▸ Aim
Reproduce everything from the start of the records down to the line containing "18, 584, 21]", both ends included.

▸ Given entries
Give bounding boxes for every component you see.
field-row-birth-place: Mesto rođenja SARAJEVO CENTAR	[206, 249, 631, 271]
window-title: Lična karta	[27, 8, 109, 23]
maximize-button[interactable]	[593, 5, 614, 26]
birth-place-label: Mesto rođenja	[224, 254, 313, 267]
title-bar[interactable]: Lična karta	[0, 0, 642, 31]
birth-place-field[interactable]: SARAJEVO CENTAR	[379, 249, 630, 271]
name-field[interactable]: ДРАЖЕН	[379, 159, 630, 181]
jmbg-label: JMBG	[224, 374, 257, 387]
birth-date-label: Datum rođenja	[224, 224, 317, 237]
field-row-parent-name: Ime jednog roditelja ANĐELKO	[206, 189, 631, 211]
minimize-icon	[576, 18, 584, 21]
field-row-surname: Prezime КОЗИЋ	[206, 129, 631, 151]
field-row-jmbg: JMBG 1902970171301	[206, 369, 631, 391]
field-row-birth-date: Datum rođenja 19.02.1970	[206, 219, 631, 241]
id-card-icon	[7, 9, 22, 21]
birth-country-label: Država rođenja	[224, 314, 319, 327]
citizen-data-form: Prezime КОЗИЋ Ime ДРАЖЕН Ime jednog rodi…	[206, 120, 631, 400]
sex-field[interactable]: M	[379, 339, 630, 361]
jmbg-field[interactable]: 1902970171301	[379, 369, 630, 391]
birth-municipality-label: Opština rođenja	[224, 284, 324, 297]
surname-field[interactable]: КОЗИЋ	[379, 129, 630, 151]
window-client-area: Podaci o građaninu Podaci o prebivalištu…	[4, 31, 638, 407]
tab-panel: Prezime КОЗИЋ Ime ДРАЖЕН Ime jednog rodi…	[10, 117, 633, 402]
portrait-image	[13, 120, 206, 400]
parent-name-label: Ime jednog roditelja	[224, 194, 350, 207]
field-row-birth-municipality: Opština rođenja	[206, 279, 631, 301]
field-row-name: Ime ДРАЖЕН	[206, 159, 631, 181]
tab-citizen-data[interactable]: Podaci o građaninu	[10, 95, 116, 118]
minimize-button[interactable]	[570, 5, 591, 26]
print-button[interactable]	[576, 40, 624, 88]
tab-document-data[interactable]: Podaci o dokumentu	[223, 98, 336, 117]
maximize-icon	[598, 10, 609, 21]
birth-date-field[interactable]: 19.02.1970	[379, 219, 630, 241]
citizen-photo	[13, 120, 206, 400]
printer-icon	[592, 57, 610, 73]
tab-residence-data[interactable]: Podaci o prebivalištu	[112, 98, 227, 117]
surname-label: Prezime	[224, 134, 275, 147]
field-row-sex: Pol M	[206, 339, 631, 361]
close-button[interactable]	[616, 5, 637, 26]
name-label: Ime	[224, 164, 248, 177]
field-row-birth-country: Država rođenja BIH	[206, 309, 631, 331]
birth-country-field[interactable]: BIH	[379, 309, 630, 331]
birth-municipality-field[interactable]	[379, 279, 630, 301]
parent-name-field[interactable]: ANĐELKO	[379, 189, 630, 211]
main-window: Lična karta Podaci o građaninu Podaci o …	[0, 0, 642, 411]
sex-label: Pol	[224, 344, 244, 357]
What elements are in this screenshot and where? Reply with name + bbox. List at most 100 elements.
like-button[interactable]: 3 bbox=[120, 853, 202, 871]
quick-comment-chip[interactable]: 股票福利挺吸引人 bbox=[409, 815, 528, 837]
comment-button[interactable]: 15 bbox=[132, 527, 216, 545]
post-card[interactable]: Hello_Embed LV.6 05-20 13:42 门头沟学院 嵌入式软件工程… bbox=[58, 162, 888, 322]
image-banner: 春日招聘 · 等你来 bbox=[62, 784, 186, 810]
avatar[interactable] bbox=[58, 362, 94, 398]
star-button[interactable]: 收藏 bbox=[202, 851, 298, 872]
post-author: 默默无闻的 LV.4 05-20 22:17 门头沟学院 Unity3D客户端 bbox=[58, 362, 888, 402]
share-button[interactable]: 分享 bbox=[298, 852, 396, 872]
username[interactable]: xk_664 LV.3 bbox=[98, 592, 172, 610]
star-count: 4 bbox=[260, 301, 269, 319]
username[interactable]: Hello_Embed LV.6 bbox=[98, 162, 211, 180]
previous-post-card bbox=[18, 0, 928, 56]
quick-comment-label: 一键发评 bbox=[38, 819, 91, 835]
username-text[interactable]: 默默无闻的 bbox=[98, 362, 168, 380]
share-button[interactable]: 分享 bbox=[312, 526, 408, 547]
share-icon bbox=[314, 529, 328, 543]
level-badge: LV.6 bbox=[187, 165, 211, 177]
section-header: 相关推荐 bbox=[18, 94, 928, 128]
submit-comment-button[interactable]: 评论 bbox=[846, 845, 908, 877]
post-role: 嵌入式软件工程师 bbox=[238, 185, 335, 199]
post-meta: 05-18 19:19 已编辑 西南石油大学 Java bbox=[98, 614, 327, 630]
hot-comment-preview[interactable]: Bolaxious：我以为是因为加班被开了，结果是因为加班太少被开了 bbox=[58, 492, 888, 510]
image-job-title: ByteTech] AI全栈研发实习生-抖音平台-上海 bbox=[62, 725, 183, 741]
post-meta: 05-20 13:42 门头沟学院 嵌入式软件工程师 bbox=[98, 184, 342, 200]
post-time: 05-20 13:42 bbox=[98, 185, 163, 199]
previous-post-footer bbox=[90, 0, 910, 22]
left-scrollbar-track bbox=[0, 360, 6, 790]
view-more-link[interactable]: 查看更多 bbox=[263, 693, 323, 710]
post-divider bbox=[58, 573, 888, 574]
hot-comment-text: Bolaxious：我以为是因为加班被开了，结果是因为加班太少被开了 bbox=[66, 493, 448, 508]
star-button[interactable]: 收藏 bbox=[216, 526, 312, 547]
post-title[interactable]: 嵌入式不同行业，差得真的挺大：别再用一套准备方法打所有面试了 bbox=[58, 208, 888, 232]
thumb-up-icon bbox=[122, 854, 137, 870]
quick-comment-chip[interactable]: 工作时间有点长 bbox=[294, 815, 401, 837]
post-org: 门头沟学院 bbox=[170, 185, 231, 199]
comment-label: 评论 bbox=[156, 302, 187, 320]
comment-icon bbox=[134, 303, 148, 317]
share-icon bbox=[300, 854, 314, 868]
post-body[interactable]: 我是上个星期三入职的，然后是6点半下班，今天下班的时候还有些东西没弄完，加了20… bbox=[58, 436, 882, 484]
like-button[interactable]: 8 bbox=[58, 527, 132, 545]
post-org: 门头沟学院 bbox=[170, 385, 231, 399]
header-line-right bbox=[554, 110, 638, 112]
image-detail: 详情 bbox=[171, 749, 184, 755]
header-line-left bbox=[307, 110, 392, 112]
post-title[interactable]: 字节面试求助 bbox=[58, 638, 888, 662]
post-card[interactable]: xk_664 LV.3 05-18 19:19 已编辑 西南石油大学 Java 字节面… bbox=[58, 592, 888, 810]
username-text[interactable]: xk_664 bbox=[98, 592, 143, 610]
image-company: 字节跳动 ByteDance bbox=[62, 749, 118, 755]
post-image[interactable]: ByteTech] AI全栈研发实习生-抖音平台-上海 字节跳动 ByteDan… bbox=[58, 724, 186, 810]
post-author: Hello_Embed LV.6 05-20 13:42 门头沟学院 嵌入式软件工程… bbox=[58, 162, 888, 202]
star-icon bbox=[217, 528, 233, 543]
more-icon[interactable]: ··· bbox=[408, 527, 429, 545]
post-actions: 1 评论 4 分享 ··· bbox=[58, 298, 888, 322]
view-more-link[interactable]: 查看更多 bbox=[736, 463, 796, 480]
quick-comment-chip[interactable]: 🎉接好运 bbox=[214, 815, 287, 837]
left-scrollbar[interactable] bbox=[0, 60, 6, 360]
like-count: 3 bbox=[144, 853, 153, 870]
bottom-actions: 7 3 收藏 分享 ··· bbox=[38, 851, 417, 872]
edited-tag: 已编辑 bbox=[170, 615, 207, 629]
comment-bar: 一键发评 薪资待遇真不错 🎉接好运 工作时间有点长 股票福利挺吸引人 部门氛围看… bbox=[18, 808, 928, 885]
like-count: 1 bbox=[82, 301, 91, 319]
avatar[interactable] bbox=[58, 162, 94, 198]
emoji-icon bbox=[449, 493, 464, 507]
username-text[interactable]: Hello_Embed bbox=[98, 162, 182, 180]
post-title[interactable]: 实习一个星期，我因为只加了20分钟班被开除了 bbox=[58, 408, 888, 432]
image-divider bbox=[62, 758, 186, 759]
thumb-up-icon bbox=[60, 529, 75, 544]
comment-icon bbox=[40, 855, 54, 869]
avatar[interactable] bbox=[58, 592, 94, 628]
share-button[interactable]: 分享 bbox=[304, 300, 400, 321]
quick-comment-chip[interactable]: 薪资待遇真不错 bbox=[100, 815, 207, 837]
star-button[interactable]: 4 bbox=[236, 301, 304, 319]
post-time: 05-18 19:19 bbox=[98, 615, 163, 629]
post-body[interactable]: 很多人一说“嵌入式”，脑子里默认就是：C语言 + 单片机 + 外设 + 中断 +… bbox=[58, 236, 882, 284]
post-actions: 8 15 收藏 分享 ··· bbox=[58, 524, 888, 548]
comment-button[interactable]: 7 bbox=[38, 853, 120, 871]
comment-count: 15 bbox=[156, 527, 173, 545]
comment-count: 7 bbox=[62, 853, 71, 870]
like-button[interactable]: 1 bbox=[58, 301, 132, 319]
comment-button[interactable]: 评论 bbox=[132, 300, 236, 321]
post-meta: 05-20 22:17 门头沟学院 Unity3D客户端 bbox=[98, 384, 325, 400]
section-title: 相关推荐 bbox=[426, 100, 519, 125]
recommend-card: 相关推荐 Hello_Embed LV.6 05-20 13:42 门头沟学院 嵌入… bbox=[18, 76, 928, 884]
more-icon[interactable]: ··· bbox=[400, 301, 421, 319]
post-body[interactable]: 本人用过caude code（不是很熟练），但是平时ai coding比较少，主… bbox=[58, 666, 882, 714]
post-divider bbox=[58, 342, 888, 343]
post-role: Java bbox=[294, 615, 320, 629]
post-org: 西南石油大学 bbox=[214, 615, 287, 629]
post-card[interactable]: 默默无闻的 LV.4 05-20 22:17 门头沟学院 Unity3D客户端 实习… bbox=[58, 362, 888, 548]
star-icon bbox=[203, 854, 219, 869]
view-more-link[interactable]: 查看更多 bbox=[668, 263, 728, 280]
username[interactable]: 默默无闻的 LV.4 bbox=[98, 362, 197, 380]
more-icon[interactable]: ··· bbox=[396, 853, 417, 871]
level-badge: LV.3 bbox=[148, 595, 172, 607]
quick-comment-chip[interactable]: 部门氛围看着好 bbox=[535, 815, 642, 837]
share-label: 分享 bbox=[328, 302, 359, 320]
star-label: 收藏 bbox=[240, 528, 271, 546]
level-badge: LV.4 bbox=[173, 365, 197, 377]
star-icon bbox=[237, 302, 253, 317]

▸ Final result
Give bounding boxes for every component you see.
field-row-birth-place: Mesto rođenja SARAJEVO CENTAR	[206, 249, 631, 271]
window-title: Lična karta	[27, 8, 109, 23]
maximize-button[interactable]	[593, 5, 614, 26]
birth-place-label: Mesto rođenja	[224, 254, 313, 267]
title-bar[interactable]: Lična karta	[0, 0, 642, 31]
birth-place-field[interactable]: SARAJEVO CENTAR	[379, 249, 630, 271]
name-field[interactable]: ДРАЖЕН	[379, 159, 630, 181]
jmbg-label: JMBG	[224, 374, 257, 387]
birth-date-label: Datum rođenja	[224, 224, 317, 237]
field-row-parent-name: Ime jednog roditelja ANĐELKO	[206, 189, 631, 211]
minimize-icon	[576, 18, 584, 21]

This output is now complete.